STATED TASK: Find each line with the word "document" and copy it.
# start of DATA PROVIDED
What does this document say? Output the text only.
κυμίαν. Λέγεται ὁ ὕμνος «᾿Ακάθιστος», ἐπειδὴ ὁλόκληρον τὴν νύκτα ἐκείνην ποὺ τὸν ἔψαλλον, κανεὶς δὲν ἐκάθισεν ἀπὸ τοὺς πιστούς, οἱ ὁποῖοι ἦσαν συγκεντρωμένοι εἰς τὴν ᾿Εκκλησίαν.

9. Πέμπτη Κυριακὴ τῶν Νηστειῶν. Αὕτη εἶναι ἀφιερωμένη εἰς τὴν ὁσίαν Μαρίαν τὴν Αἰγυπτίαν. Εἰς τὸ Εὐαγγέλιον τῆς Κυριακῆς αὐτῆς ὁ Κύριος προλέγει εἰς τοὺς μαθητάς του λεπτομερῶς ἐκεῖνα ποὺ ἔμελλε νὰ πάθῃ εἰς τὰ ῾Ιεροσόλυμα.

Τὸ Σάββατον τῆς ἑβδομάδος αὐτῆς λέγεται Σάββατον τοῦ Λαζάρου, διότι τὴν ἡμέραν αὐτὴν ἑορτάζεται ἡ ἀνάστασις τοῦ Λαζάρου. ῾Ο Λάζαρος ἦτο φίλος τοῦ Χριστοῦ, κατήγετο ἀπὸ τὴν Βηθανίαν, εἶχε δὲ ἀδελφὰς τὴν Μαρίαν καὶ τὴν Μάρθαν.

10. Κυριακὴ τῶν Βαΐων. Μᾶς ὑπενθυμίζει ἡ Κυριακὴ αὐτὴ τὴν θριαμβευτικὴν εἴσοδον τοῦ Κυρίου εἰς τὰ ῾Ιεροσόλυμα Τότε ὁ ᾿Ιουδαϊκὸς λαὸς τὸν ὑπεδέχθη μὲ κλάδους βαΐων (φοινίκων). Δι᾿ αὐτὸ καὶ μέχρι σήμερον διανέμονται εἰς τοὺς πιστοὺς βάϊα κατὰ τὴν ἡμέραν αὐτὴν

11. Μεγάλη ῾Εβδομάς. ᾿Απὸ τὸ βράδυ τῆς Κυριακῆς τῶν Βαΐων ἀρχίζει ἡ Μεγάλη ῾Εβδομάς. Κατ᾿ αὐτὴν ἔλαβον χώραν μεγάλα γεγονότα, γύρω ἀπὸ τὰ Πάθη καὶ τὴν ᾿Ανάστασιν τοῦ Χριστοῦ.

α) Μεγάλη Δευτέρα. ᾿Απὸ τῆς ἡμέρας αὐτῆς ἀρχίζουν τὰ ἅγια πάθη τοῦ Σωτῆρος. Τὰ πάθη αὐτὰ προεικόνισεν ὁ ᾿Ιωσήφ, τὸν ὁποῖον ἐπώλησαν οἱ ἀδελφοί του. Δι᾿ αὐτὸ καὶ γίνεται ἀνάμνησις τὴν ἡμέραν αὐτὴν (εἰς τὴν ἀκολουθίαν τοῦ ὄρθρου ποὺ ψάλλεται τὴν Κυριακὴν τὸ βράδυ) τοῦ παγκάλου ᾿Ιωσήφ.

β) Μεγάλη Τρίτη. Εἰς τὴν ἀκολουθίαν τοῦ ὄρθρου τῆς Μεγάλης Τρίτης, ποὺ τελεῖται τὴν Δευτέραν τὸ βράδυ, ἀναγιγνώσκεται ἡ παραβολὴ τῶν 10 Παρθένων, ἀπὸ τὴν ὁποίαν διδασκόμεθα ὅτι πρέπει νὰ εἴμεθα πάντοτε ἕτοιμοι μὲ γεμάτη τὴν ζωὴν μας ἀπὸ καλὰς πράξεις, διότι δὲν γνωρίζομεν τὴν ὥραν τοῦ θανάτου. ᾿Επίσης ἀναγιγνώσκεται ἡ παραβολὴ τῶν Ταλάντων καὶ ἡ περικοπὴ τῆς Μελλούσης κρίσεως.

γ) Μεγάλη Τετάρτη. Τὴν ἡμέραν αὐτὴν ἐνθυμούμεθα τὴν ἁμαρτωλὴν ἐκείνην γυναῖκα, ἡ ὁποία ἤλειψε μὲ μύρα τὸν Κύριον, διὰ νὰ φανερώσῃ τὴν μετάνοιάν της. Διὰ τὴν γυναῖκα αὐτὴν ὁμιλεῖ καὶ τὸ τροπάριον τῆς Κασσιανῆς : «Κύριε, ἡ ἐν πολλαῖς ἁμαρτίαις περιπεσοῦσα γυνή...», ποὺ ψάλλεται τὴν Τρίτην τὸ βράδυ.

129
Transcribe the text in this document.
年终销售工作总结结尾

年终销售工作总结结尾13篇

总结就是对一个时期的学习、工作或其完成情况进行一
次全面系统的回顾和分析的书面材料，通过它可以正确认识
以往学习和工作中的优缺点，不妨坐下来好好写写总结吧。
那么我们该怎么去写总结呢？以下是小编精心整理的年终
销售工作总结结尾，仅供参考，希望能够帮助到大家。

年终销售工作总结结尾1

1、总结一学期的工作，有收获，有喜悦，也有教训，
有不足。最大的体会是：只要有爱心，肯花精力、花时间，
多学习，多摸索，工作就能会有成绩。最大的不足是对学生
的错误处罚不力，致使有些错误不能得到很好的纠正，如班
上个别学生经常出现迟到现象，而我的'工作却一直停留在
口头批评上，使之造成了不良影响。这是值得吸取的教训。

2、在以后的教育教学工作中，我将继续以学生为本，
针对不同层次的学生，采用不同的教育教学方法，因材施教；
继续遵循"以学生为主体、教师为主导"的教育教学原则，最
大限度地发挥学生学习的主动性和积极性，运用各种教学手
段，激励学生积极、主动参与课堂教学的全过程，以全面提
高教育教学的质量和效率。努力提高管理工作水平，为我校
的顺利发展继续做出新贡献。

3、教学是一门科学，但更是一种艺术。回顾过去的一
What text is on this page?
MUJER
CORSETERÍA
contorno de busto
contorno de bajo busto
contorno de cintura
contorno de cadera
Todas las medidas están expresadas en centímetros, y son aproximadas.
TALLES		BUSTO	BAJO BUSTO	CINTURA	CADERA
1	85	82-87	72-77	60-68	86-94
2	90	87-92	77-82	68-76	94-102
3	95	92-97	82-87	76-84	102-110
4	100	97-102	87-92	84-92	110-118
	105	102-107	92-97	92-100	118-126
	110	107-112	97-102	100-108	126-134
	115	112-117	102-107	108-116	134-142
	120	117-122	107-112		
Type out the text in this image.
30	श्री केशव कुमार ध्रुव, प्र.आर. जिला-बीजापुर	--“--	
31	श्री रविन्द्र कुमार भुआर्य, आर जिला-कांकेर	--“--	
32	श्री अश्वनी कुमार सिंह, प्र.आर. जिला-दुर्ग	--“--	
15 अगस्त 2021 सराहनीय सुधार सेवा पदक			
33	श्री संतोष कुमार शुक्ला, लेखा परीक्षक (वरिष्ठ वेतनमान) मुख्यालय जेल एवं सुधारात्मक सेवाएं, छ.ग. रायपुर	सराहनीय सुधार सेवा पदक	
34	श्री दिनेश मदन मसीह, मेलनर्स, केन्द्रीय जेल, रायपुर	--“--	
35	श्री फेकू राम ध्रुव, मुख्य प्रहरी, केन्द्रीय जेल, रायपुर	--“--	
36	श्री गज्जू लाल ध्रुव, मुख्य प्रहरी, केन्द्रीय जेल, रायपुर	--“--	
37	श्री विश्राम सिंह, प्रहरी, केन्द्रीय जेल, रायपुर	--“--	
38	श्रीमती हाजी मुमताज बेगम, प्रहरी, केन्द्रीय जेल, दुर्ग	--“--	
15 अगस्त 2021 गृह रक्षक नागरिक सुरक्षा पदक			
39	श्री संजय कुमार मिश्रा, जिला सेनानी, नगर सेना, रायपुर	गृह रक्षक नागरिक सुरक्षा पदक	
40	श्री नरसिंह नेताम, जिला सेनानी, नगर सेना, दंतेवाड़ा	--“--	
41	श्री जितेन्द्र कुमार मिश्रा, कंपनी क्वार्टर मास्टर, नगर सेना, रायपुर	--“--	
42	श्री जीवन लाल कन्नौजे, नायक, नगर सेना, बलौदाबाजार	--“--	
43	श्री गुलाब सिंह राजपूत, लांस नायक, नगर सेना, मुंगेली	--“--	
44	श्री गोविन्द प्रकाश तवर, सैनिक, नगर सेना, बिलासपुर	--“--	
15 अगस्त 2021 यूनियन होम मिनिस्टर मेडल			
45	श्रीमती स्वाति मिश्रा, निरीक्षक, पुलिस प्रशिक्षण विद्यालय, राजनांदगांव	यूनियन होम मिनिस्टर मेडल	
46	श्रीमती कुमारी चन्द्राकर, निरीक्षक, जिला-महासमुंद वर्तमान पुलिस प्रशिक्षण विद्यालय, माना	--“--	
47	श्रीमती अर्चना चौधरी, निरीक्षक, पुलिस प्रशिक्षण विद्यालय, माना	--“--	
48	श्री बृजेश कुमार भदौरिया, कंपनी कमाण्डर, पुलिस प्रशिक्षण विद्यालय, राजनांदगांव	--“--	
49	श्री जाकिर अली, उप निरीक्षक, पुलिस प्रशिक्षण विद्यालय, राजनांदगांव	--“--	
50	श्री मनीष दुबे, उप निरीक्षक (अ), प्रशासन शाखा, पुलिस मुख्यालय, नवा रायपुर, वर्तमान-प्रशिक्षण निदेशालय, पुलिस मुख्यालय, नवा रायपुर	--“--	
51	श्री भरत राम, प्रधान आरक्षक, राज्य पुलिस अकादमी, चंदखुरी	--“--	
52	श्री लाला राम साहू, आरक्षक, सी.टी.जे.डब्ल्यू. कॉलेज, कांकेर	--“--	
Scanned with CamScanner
# end of DATA PROVIDED
TASK ANSWER:
What does this document say? Output the text only.
Transcribe the text in this document.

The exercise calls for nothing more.